▶ COMPITO 1
Ricopia dal brano sull'Anfitrione di Plauto tutto il testo che va da "L’Anphitruo rappresenta l’unico" giù fino a "(schiavi e soldati).".
▶ COMPITO 2
Elenca i nomi di tutti i personaggi citati nel paragrafo del brano sull'Anfitrione di Plauto che segue il titolo "SITUAZIONE INIZIALE / ESITO FINALE".

▶ BRANO PROPOSTO

- - -

AMPHITRUO T.M.Plauto

L’Anphitruo rappresenta l’unico caso di fabula ad argomento mitologico tra quelle superstiti, in esso sono presenti, cioè, le divinità dell’Olimpo; per questo, come Plauto stesso precisa nel prologo, l’Anfitrione è una tragicommedia, un’opera in cui compaiono personaggi “alti” propri della tragedia (dei), e personaggi “bassi” tipici della commedia (schiavi e soldati).

TRAMA
Tebe. Approfittando dell’assenza di Anfitrione, occupato nella guerra contro i nemici Telèboi, Giove si camuffa con le sembianze dell’uomo per passare una notte con Alcmena, la moglie del condottiero. Mercurio, per aiutare il padre, assume l’aspetto di Sosia, il servo di Anfitrione, anche lui assente perché al seguito del suo padrone. Alcmena è presa in questa trappola, ignara di ciò che le sta accadendo. Quando i due assenti ritornano, Sosia per primo s’incammina verso la casa del padrone per annunciarne l’arrivo, ma sulla soglia trova Mercurio con le sue stesse sembianze che lo confonde su quale sia la sua vera identità affermando di essere lui l’unico vero Sosia, lo prende a pugni e quindi lo scaccia. In seguito arriva anche Anfitrione, il quale, non credendo al racconto di Sosia sulla sua doppia identità, accusa la moglie Alcmena di adulterio e fra i due nasce un diverbio che dura fino al ritorno di Giove; questo prima calma Alcmena e poi in presenza di Blefarone (chiamato a chiarire le cose) viene alle mani col vero Anfitrione (già ingannato anche da Mercurio). Il povero generale è indeciso su cosa sia meglio fare, quando Bromia, un’ancella di Alcmena, gli racconta che la donna ha partorito miracolosamente due gemelli con una sola doglia, uno dei quali tanto forte da uccidere due serpenti; infine appare Giove nel suo vero aspetto, tra un risuonare di fulmini e tuoni, confessa l’adulterio e spiega come si sono svolti i fatti confessando che dei gemelli uno, Ercole, è suo figlio, l’altro, Ificle, di Anfitrione.

SITUAZIONE INIZIALE / ESITO FINALE
È Mercurio nel prologo a presentare la situazione iniziale: Giove, preso d’amore per Alcmena, ha assunto le sembianze del suo marito, Anfitrione, mentre costui si trova a combattere contro i Telèboi; per aiutarlo lo stesso Mercurio si traveste da Sosia. L’esito finale è individuabile nella scena in cui Giove riprende le proprie sembianze e chiarisce l’accaduto con Anfitrione, promettendogli che il figlio generato dal suo seme con le sue gesta gli procurerà la gloria eterna.

- - -

▶ VOCI MOSTRATE
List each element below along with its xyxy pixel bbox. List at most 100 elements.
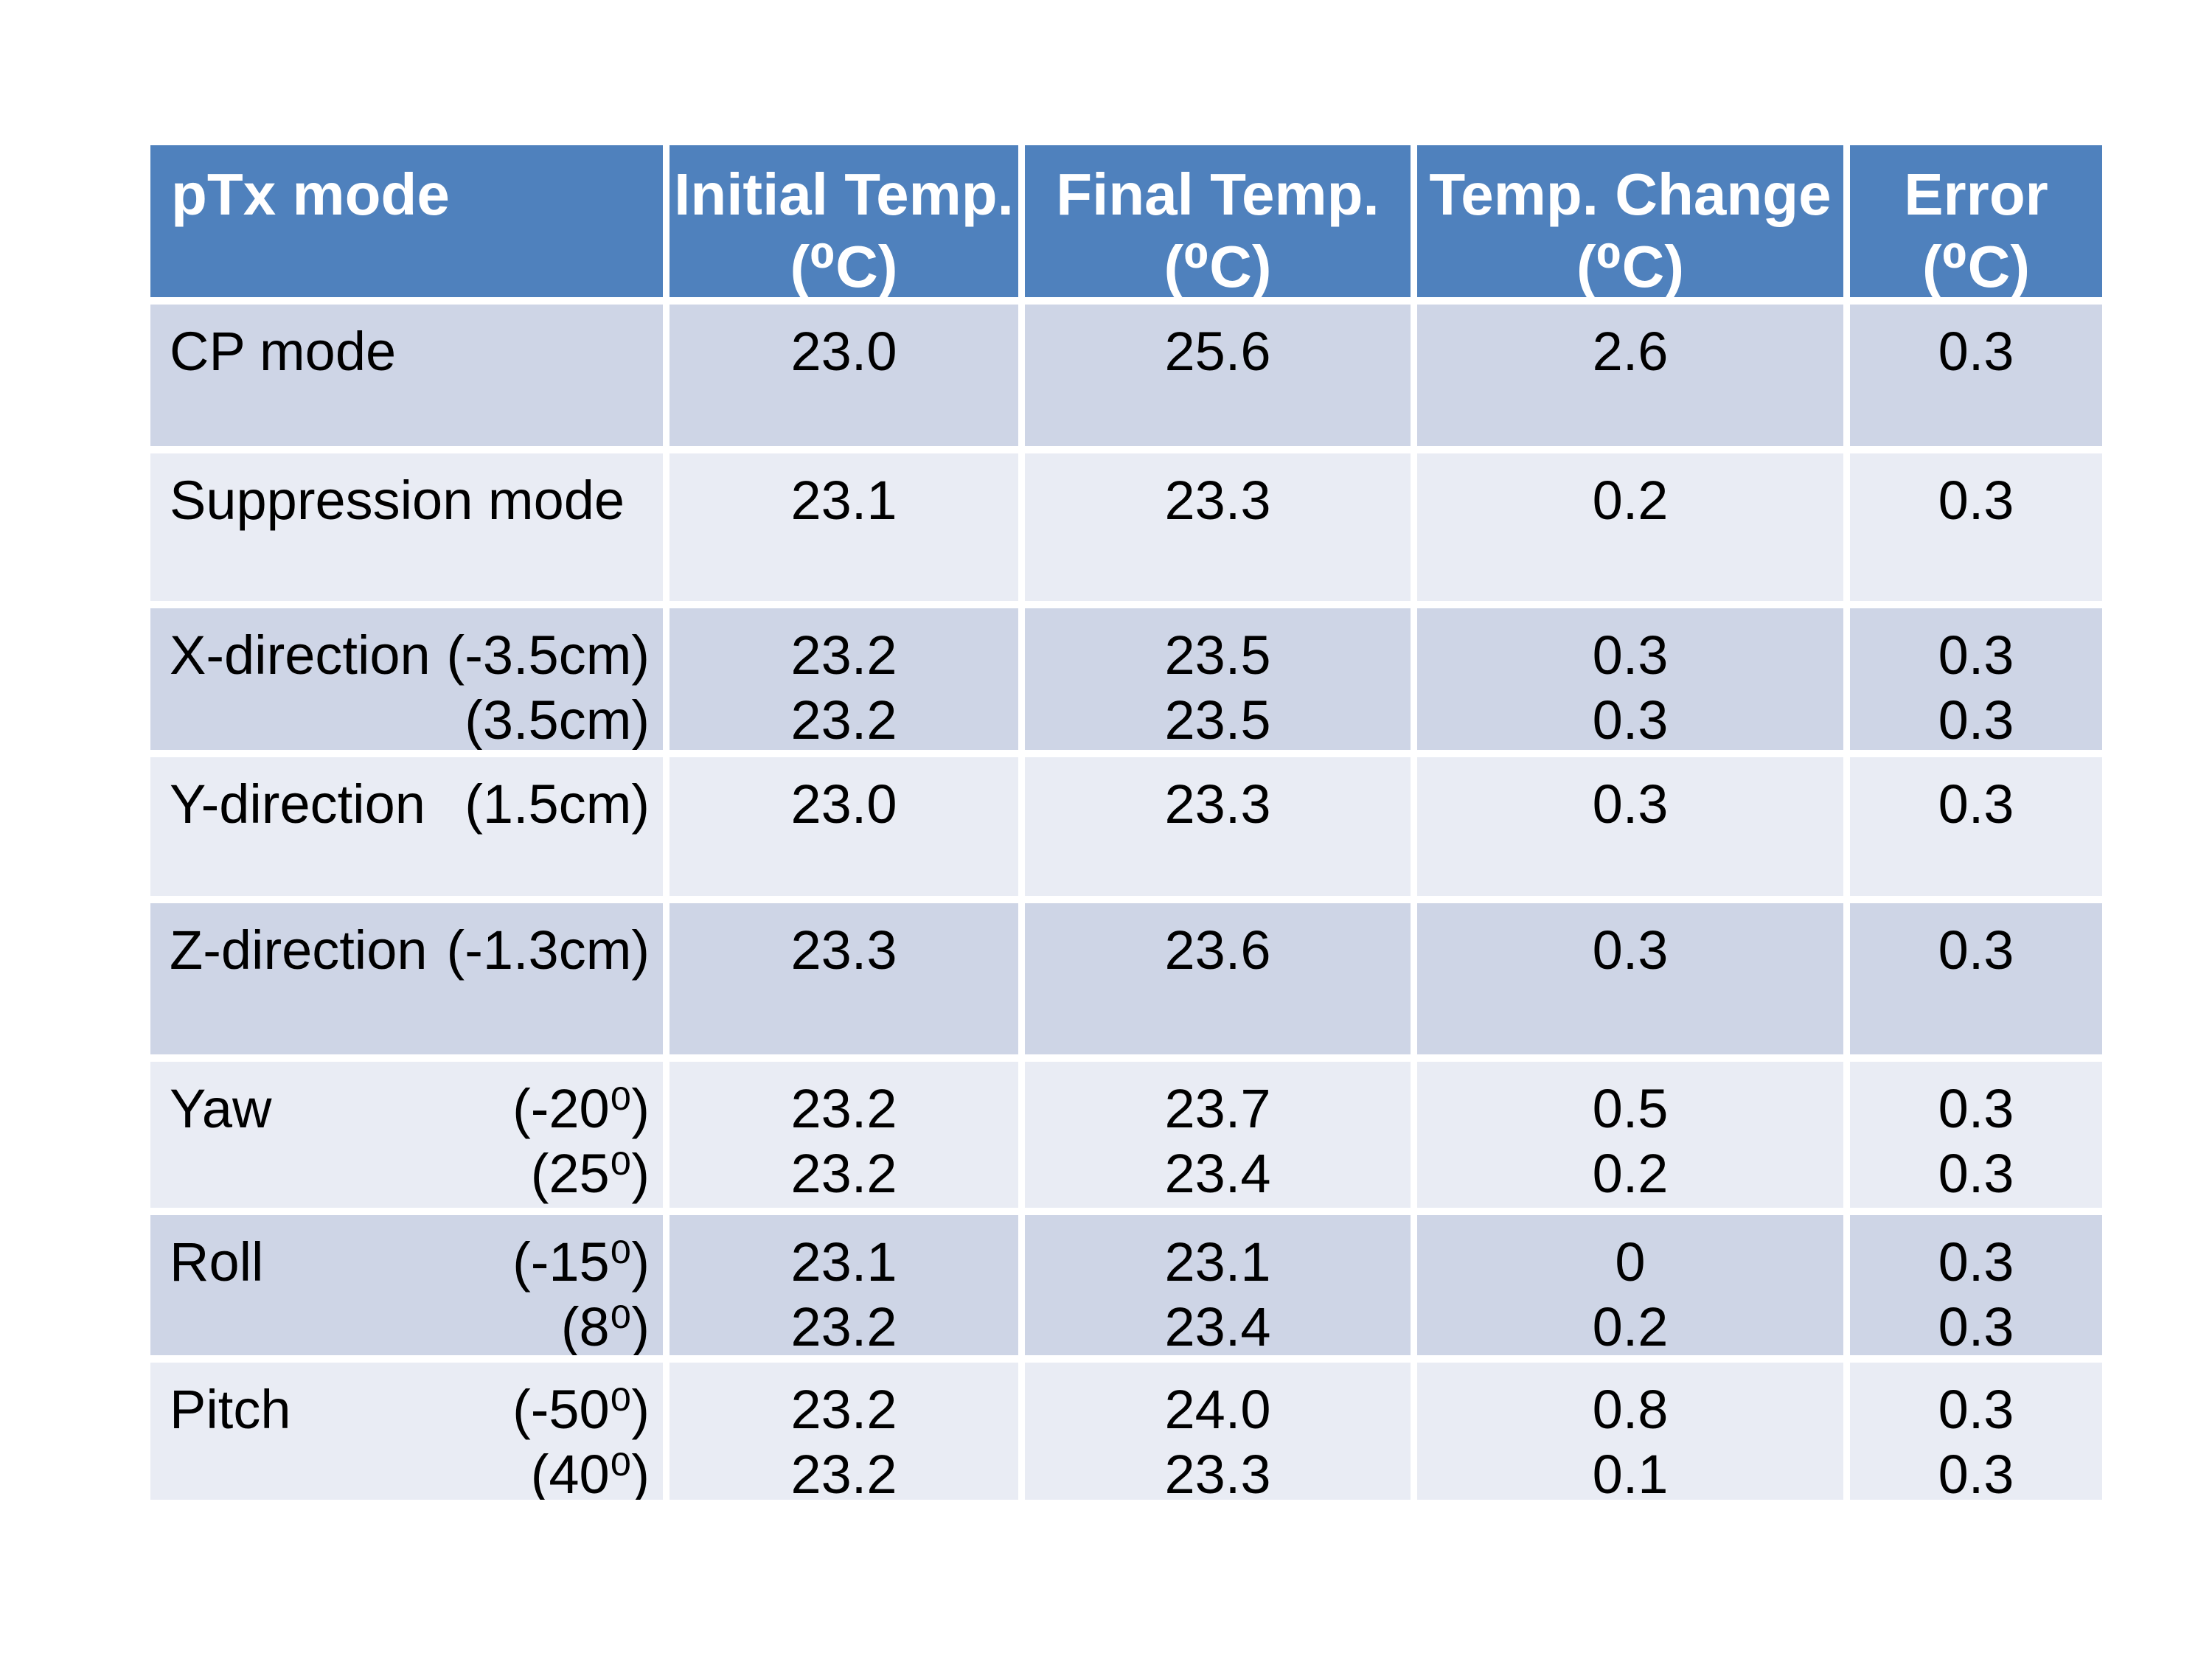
header-final-temp: Final Temp. (⁰C) (1025, 145, 1411, 297)
value: 23.2 (790, 689, 897, 750)
mode-param: (-50⁰) (512, 1379, 650, 1440)
mode-param: (1.5cm) (465, 773, 650, 835)
mode-param: (-20⁰) (512, 1078, 650, 1139)
row-y-direction-label: Y-direction (1.5cm) (150, 757, 663, 896)
value: 0.3 (1938, 1296, 2014, 1355)
value: 0.3 (1938, 773, 2014, 835)
row-cp-mode-error: 0.3 (1850, 305, 2102, 446)
row-z-direction-final: 23.6 (1025, 903, 1411, 1054)
mode-name: Pitch (170, 1379, 291, 1440)
value: 23.2 (790, 1078, 897, 1139)
row-x-direction-initial: 23.2 23.2 (669, 608, 1018, 750)
mode-name: CP mode (170, 321, 397, 382)
value: 0.2 (1592, 1143, 1669, 1204)
header-error: Error (⁰C) (1850, 145, 2102, 297)
row-pitch-change: 0.8 0.1 (1417, 1363, 1843, 1500)
mode-name: X-direction (170, 625, 431, 686)
value: 0.3 (1592, 625, 1669, 686)
value (1417, 384, 1843, 446)
value (669, 837, 1018, 896)
value: 2.6 (1592, 321, 1669, 382)
value: 23.0 (790, 321, 897, 382)
row-pitch-error: 0.3 0.3 (1850, 1363, 2102, 1500)
row-roll-final: 23.1 23.4 (1025, 1215, 1411, 1355)
mode-param: (-3.5cm) (446, 625, 650, 686)
value (1850, 384, 2102, 446)
value: 23.5 (1164, 689, 1271, 750)
header-label: Error (1904, 161, 2048, 227)
value: 0.3 (1592, 773, 1669, 835)
value: 0.3 (1938, 625, 2014, 686)
mode-name: Suppression mode (170, 470, 625, 531)
row-cp-mode-change: 2.6 (1417, 305, 1843, 446)
row-pitch-label: Pitch (-50⁰) (40⁰) (150, 1363, 663, 1500)
value: 23.3 (1164, 470, 1271, 531)
value (1417, 837, 1843, 896)
row-yaw-label: Yaw (-20⁰) (25⁰) (150, 1062, 663, 1208)
value: 0.3 (1938, 470, 2014, 531)
header-temp-change: Temp. Change (⁰C) (1417, 145, 1843, 297)
mode-name: Z-direction (170, 919, 428, 981)
row-x-direction-change: 0.3 0.3 (1417, 608, 1843, 750)
value: 23.3 (1164, 773, 1271, 835)
value: 23.5 (1164, 625, 1271, 686)
header-unit: (⁰C) (1164, 234, 1272, 297)
value: 23.2 (790, 625, 897, 686)
header-unit: (⁰C) (1576, 234, 1685, 297)
value: 23.2 (790, 1379, 897, 1440)
row-yaw-final: 23.7 23.4 (1025, 1062, 1411, 1208)
mode-param: (-15⁰) (512, 1231, 650, 1293)
value: 25.6 (1164, 321, 1271, 382)
value: 23.0 (790, 773, 897, 835)
mode-name: Roll (170, 1231, 264, 1293)
row-z-direction-label: Z-direction (-1.3cm) (150, 903, 663, 1054)
value: 0.2 (1592, 1296, 1669, 1355)
row-z-direction-change: 0.3 (1417, 903, 1843, 1054)
mode-param: (-1.3cm) (446, 919, 650, 981)
value: 23.6 (1164, 919, 1271, 981)
header-label: Temp. Change (1429, 161, 1832, 227)
row-y-direction-error: 0.3 (1850, 757, 2102, 896)
value (669, 384, 1018, 446)
row-suppression-initial: 23.1 (669, 453, 1018, 601)
value: 23.4 (1164, 1296, 1271, 1355)
value: 0.3 (1938, 1444, 2014, 1500)
value: 24.0 (1164, 1379, 1271, 1440)
value: 23.1 (790, 1231, 897, 1293)
value (1850, 533, 2102, 598)
value (1417, 983, 1843, 1048)
value: 23.1 (790, 470, 897, 531)
value: 0.3 (1592, 689, 1669, 750)
ptx-temperature-table: pTx mode Initial Temp. (⁰C) Final Temp. … (150, 145, 2102, 1500)
value: 0.1 (1592, 1444, 1669, 1500)
value: 23.1 (1164, 1231, 1271, 1293)
row-suppression-error: 0.3 (1850, 453, 2102, 601)
header-label: pTx mode (171, 161, 450, 227)
value: 23.2 (790, 1444, 897, 1500)
value (1025, 384, 1411, 446)
row-cp-mode-label: CP mode (150, 305, 663, 446)
row-z-direction-error: 0.3 (1850, 903, 2102, 1054)
row-pitch-final: 24.0 23.3 (1025, 1363, 1411, 1500)
mode-param: (40⁰) (530, 1444, 650, 1500)
row-roll-label: Roll (-15⁰) (8⁰) (150, 1215, 663, 1355)
value: 0.2 (1592, 470, 1669, 531)
mode-param: (8⁰) (560, 1296, 650, 1355)
row-suppression-final: 23.3 (1025, 453, 1411, 601)
value: 23.2 (790, 1143, 897, 1204)
value (1850, 983, 2102, 1048)
value: 0.3 (1938, 1231, 2014, 1293)
row-cp-mode-initial: 23.0 (669, 305, 1018, 446)
value (1025, 533, 1411, 598)
value: 0.3 (1938, 1078, 2014, 1139)
value: 23.3 (1164, 1444, 1271, 1500)
value: 23.2 (790, 1296, 897, 1355)
value: 0.3 (1938, 689, 2014, 750)
row-y-direction-initial: 23.0 (669, 757, 1018, 896)
mode-name: Yaw (170, 1078, 272, 1139)
value: 0.8 (1592, 1379, 1669, 1440)
row-pitch-initial: 23.2 23.2 (669, 1363, 1018, 1500)
row-x-direction-error: 0.3 0.3 (1850, 608, 2102, 750)
value: 23.3 (790, 919, 897, 981)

- - -

▶ RISPOSTA SCRITTA 1
L’Anphitruo rappresenta l’unico caso di fabula ad argomento mitologico tra quelle superstiti, in esso sono presenti, cioè, le divinità dell’Olimpo; per questo, come Plauto stesso precisa nel prologo, l’Anfitrione è una tragicommedia, un’opera in cui compaiono personaggi “alti” propri della tragedia (dei), e personaggi “bassi” tipici della commedia (schiavi e soldati).

▶ RISPOSTA SCRITTA 2
Mercurio, Giove, Alcmena, Anfitrione, Sosia